STATED PROBLEM => Tell how many lines include the string "Registry". Answer with a single number.

TASK MATERIAL =>
....................

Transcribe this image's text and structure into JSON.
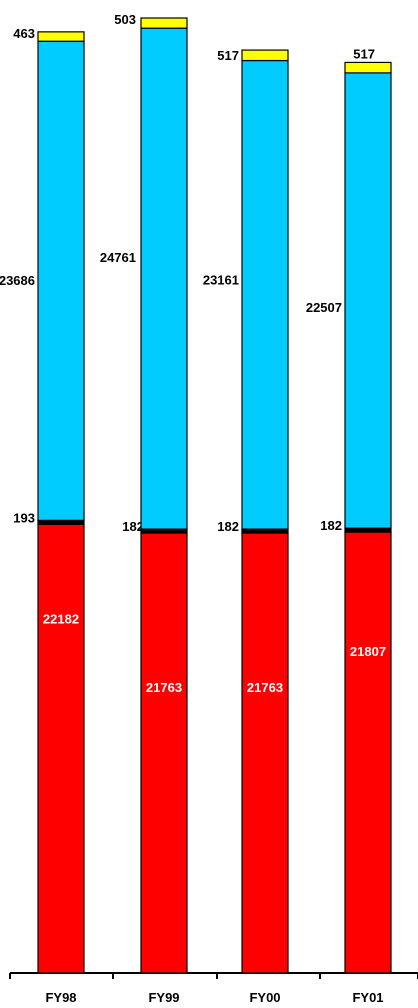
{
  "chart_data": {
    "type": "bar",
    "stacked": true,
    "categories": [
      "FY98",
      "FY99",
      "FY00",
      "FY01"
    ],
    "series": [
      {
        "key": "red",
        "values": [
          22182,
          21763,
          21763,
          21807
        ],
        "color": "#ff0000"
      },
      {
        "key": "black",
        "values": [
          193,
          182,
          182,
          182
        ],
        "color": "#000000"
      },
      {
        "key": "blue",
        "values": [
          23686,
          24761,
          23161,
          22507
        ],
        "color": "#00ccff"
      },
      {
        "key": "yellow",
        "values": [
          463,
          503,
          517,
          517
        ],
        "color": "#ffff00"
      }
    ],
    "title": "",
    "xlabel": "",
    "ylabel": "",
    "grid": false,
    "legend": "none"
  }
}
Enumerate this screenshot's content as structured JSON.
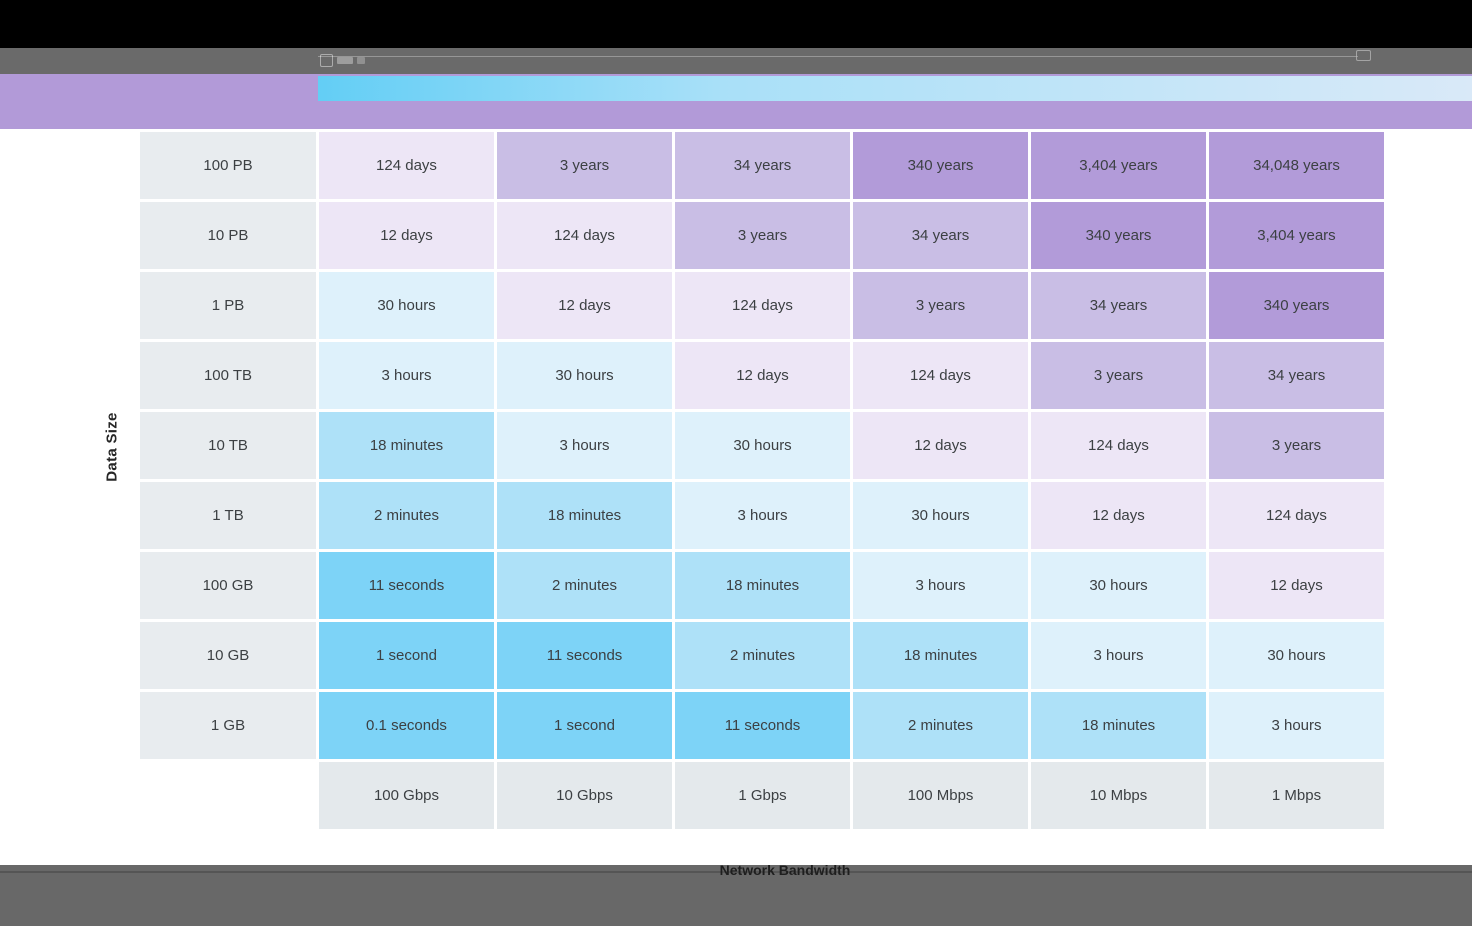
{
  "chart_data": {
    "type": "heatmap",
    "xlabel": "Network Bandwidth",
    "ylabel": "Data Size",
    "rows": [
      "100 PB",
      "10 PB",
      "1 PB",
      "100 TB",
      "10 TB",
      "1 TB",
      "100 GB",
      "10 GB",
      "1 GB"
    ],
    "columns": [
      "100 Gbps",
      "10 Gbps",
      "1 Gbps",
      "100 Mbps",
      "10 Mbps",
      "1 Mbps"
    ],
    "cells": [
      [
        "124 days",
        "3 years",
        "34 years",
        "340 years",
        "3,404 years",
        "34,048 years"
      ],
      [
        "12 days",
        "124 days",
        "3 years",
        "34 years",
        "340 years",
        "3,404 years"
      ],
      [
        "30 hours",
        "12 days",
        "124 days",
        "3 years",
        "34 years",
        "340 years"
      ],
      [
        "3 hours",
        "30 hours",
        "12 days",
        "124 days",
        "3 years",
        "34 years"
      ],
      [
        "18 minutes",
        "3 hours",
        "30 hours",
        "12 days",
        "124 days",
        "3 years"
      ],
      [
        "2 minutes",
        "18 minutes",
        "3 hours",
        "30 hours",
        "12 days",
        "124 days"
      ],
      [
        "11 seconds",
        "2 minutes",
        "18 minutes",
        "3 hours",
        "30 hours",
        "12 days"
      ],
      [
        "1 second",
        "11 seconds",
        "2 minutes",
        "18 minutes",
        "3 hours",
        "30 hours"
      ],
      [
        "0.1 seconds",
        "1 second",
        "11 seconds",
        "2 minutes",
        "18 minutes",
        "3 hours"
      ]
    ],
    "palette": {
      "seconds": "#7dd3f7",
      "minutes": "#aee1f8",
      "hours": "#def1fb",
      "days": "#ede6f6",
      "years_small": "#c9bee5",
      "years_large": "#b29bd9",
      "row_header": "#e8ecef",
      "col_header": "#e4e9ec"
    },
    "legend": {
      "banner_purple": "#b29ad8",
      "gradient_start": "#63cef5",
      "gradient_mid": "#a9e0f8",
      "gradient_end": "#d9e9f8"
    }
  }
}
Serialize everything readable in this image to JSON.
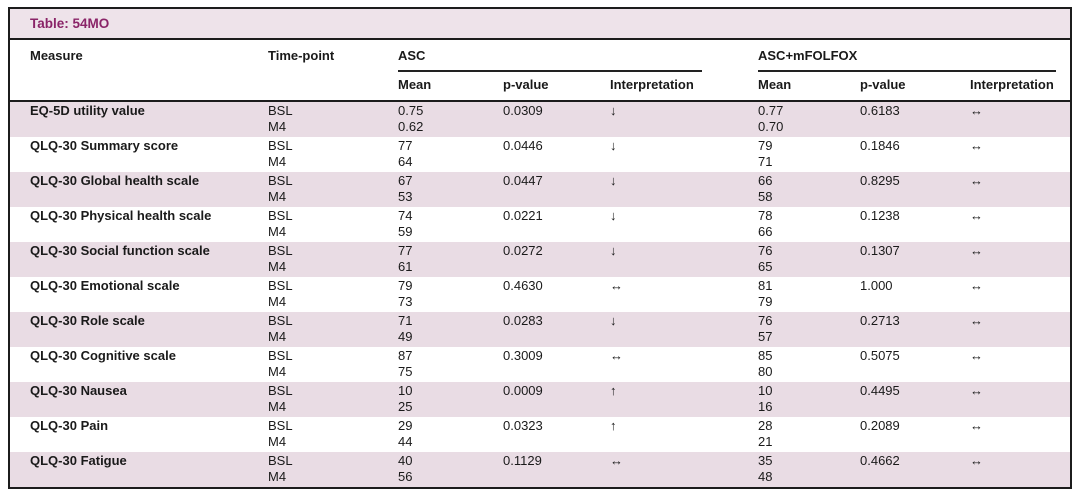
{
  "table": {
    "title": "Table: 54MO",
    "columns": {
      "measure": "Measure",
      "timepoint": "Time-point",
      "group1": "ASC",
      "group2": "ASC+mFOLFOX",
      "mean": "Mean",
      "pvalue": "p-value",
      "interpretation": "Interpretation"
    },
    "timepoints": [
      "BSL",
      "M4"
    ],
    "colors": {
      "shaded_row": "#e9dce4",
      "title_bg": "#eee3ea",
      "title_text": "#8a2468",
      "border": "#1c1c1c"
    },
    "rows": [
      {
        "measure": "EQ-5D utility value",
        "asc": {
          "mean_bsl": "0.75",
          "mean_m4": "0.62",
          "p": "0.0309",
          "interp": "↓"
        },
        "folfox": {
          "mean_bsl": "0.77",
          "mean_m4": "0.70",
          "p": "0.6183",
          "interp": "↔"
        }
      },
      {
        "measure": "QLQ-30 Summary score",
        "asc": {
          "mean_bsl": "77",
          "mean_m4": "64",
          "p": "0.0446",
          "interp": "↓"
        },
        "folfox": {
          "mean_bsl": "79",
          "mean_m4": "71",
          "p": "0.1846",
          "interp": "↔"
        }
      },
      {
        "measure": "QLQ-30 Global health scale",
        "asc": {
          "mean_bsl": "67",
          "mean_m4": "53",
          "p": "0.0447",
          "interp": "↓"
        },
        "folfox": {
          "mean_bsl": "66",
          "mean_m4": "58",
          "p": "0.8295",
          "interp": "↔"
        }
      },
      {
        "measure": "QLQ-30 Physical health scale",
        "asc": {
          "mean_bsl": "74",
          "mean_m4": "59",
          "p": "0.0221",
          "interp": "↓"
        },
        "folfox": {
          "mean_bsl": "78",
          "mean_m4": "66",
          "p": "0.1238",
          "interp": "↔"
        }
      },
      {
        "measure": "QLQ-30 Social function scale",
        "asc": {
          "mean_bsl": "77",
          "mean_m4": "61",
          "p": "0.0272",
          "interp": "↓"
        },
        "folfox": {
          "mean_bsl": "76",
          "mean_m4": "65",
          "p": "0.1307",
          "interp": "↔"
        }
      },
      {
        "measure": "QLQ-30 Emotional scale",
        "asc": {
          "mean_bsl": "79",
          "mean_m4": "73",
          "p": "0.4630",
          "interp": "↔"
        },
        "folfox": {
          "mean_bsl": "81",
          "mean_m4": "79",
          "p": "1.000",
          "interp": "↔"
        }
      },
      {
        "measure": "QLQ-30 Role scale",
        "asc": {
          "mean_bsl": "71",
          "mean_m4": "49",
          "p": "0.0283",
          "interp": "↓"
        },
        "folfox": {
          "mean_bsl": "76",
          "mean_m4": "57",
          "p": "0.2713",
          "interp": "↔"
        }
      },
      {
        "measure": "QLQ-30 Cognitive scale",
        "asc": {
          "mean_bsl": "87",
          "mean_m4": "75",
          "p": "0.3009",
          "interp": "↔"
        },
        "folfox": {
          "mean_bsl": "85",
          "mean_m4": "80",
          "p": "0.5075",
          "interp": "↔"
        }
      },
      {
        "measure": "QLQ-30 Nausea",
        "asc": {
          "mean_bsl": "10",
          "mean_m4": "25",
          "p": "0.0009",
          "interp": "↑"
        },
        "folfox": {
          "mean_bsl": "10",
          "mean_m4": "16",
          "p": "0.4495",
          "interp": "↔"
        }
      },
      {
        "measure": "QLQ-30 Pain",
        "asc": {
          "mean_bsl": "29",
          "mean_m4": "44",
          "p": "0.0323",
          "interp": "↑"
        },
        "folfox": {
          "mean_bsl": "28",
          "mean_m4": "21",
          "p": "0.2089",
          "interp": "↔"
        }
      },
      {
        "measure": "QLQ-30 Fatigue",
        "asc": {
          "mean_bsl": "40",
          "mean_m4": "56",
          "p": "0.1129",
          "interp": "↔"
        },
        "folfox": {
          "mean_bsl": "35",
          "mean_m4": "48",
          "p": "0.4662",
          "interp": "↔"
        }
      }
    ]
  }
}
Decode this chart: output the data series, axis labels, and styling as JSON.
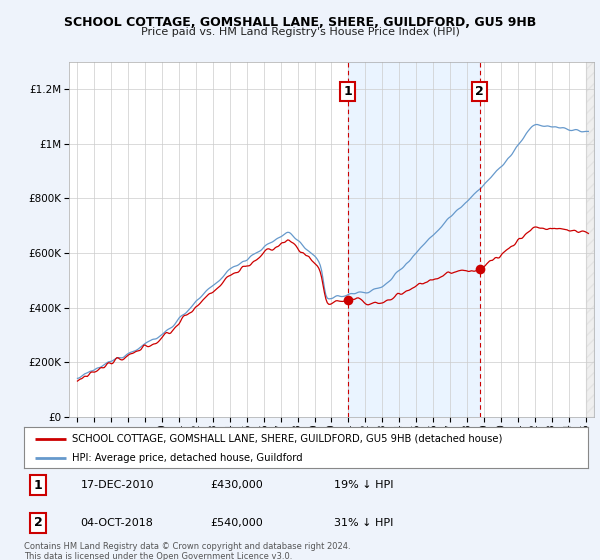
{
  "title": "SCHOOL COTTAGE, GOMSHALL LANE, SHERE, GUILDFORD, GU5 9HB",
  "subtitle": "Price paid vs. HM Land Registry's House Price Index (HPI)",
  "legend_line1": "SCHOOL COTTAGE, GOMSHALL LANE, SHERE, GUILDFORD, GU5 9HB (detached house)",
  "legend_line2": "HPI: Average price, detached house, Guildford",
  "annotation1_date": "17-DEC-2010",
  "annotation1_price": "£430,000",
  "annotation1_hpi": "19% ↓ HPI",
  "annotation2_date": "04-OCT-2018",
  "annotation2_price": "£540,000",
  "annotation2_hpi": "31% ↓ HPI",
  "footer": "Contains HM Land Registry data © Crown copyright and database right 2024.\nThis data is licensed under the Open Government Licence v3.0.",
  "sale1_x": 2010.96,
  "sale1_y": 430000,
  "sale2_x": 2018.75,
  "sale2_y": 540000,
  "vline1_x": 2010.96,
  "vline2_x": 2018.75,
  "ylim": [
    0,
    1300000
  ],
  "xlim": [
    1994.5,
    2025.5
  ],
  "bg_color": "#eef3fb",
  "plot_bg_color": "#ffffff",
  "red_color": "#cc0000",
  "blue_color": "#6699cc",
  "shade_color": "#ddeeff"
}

....................

RESPONSE TO THIS TASK => 2